═══ Exercise materials

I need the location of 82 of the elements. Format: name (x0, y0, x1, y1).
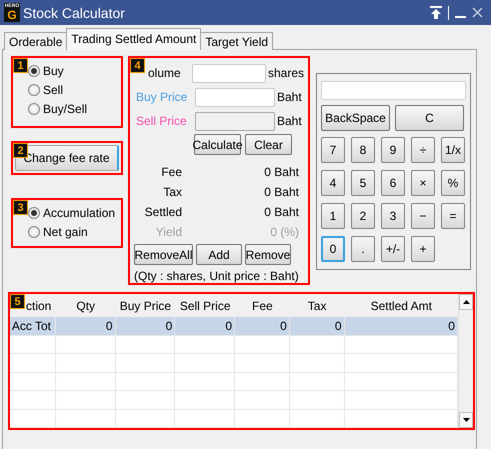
calculator-key[interactable]: 9 (381, 137, 405, 163)
result-value: 0 Baht (263, 165, 300, 179)
table-cell: 0 (175, 317, 235, 335)
separator-icon (448, 6, 449, 20)
radio-option[interactable]: Accumulation (28, 206, 121, 220)
column-header[interactable]: Fee (235, 298, 290, 313)
list-button[interactable]: RemoveAll (134, 244, 193, 265)
input-field[interactable] (192, 64, 266, 82)
scrollbar[interactable] (458, 294, 473, 428)
calculator-key[interactable]: BackSpace (321, 105, 390, 131)
calculator-key[interactable]: 0 (321, 236, 345, 262)
result-label: Tax (162, 185, 182, 199)
calculator-key[interactable]: 7 (321, 137, 345, 163)
calculator-key[interactable]: C (395, 105, 464, 131)
table-cell: 0 (56, 317, 116, 335)
field-label: Sell Price (135, 114, 188, 128)
list-button[interactable]: Remove (245, 244, 291, 265)
window-title: Stock Calculator (23, 4, 125, 20)
pin-icon[interactable] (430, 6, 442, 19)
annotation-badge: 4 (130, 58, 145, 73)
result-value: 0 Baht (263, 185, 300, 199)
column-header[interactable]: Settled Amt (344, 298, 458, 313)
result-label: Yield (154, 225, 182, 239)
tab[interactable]: Target Yield (200, 32, 274, 50)
result-label: Fee (160, 165, 182, 179)
action-button[interactable]: Clear (245, 134, 292, 155)
result-value: 0 Baht (263, 205, 300, 219)
unit-note: (Qty : shares, Unit price : Baht) (134, 269, 300, 283)
table-row[interactable]: Acc Tot 0 0 0 0 0 0 (10, 317, 458, 336)
input-field[interactable] (195, 88, 275, 106)
result-value: 0 (%) (269, 225, 300, 239)
unit-label: shares (268, 66, 304, 80)
close-icon[interactable] (472, 7, 483, 18)
unit-label: Baht (277, 114, 302, 128)
calculator-key[interactable]: 4 (321, 170, 345, 196)
calculator-key[interactable]: − (411, 203, 435, 229)
radio-button[interactable] (28, 84, 40, 96)
field-label: olume (147, 66, 182, 80)
column-header[interactable]: ction (26, 298, 56, 313)
calculator-key[interactable]: +/- (381, 236, 405, 262)
radio-option[interactable]: Net gain (28, 225, 121, 239)
calculator-key[interactable]: × (411, 170, 435, 196)
radio-option[interactable]: Buy (28, 64, 121, 78)
list-button[interactable]: Add (196, 244, 242, 265)
radio-option[interactable]: Buy/Sell (28, 102, 121, 116)
column-header[interactable]: Buy Price (116, 298, 176, 313)
unit-label: Baht (277, 90, 302, 104)
annotation-badge: 1 (13, 58, 28, 73)
result-label: Settled (144, 205, 182, 219)
scroll-down-icon[interactable] (462, 418, 470, 422)
annotation-badge: 5 (10, 294, 25, 309)
radio-button[interactable] (28, 226, 40, 238)
calculator-key[interactable]: + (411, 236, 435, 262)
calculator-key[interactable]: 1 (321, 203, 345, 229)
calculator-key[interactable]: 3 (381, 203, 405, 229)
scroll-up-icon[interactable] (462, 300, 470, 304)
calculator-key[interactable]: 2 (351, 203, 375, 229)
radio-button[interactable] (28, 65, 40, 77)
table-cell: 0 (290, 317, 344, 335)
table-cell: 0 (235, 317, 290, 335)
calculator-key[interactable]: . (351, 236, 375, 262)
radio-button[interactable] (28, 207, 40, 219)
table-cell: Acc Tot (10, 317, 56, 335)
calculator-key[interactable]: 1/x (441, 137, 465, 163)
column-header[interactable]: Qty (56, 298, 116, 313)
column-header[interactable]: Sell Price (175, 298, 236, 313)
table-cell: 0 (116, 317, 176, 335)
action-button[interactable]: Calculate (194, 134, 241, 155)
calculator-key[interactable]: % (441, 170, 465, 196)
calculator-key[interactable]: 5 (351, 170, 375, 196)
column-header[interactable]: Tax (290, 298, 345, 313)
radio-button[interactable] (28, 103, 40, 115)
tab[interactable]: Orderable (4, 32, 68, 50)
calculator-key[interactable]: ÷ (411, 137, 435, 163)
calculator-key[interactable]: 6 (381, 170, 405, 196)
radio-option[interactable]: Sell (28, 83, 121, 97)
annotation-badge: 2 (13, 143, 28, 158)
field-label: Buy Price (135, 90, 188, 104)
calculator-key[interactable]: = (441, 203, 465, 229)
calculator-key[interactable]: 8 (351, 137, 375, 163)
annotation-badge: 3 (13, 200, 28, 215)
tab[interactable]: Trading Settled Amount (66, 28, 202, 50)
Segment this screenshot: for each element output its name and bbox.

══════

## Directions for this task
Repeat the records from the line with "calculator-key[interactable]: 9 (381, 137, 405, 163)" up to and including the line with "list-button[interactable]: Add (196, 244, 242, 265)", character for character.

## Answer
calculator-key[interactable]: 9 (381, 137, 405, 163)
result-value: 0 Baht (263, 165, 300, 179)
table-cell: 0 (175, 317, 235, 335)
separator-icon (448, 6, 449, 20)
radio-option[interactable]: Accumulation (28, 206, 121, 220)
column-header[interactable]: Fee (235, 298, 290, 313)
list-button[interactable]: RemoveAll (134, 244, 193, 265)
input-field[interactable] (192, 64, 266, 82)
scrollbar[interactable] (458, 294, 473, 428)
calculator-key[interactable]: BackSpace (321, 105, 390, 131)
calculator-key[interactable]: 0 (321, 236, 345, 262)
result-label: Tax (162, 185, 182, 199)
calculator-key[interactable]: 7 (321, 137, 345, 163)
calculator-key[interactable]: C (395, 105, 464, 131)
table-cell: 0 (56, 317, 116, 335)
field-label: Sell Price (135, 114, 188, 128)
list-button[interactable]: Remove (245, 244, 291, 265)
window-title: Stock Calculator (23, 4, 125, 20)
pin-icon[interactable] (430, 6, 442, 19)
annotation-badge: 4 (130, 58, 145, 73)
result-value: 0 Baht (263, 185, 300, 199)
column-header[interactable]: Settled Amt (344, 298, 458, 313)
result-label: Yield (154, 225, 182, 239)
tab[interactable]: Target Yield (200, 32, 274, 50)
result-label: Fee (160, 165, 182, 179)
action-button[interactable]: Clear (245, 134, 292, 155)
result-value: 0 Baht (263, 205, 300, 219)
unit-note: (Qty : shares, Unit price : Baht) (134, 269, 300, 283)
table-row[interactable]: Acc Tot 0 0 0 0 0 0 (10, 317, 458, 336)
input-field[interactable] (195, 88, 275, 106)
result-value: 0 (%) (269, 225, 300, 239)
unit-label: shares (268, 66, 304, 80)
close-icon[interactable] (472, 7, 483, 18)
unit-label: Baht (277, 114, 302, 128)
calculator-key[interactable]: 4 (321, 170, 345, 196)
calculator-key[interactable]: − (411, 203, 435, 229)
radio-button[interactable] (28, 84, 40, 96)
field-label: olume (147, 66, 182, 80)
column-header[interactable]: ction (26, 298, 56, 313)
calculator-key[interactable]: +/- (381, 236, 405, 262)
radio-option[interactable]: Net gain (28, 225, 121, 239)
calculator-key[interactable]: × (411, 170, 435, 196)
radio-option[interactable]: Buy (28, 64, 121, 78)
list-button[interactable]: Add (196, 244, 242, 265)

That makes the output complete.